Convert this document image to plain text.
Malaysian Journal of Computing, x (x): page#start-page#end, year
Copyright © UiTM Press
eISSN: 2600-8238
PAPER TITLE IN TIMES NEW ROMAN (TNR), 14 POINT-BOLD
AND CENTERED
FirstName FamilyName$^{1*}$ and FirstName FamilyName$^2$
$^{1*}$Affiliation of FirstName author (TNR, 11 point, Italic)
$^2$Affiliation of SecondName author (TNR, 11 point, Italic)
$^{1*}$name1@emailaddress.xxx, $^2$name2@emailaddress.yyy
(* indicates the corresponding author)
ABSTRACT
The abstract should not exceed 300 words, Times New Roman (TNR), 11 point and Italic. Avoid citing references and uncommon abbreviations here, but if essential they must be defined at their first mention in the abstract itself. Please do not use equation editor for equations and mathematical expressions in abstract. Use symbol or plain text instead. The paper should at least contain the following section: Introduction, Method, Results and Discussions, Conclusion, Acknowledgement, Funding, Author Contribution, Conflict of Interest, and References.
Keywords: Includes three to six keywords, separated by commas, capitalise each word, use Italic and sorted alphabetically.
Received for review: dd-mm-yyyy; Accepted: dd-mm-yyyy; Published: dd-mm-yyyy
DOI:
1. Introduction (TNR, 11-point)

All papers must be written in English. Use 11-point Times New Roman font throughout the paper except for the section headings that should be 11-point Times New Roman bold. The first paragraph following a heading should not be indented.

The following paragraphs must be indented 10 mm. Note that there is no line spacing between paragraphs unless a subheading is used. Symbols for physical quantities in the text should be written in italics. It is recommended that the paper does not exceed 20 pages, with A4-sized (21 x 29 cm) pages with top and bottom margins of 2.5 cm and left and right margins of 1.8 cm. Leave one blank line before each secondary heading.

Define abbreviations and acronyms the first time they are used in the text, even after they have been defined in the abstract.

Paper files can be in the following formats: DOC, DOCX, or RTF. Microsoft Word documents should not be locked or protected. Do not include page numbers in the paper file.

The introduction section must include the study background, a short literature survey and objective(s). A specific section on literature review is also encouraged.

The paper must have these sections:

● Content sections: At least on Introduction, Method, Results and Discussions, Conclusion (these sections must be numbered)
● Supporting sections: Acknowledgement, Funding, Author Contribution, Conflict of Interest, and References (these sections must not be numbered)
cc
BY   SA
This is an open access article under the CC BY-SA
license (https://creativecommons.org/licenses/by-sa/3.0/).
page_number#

━━━━━━━━━━

> TASK DESCRIPTION
Count the lines above in which the word "review" appears, then state only that count.

> TASK SOLUTION
2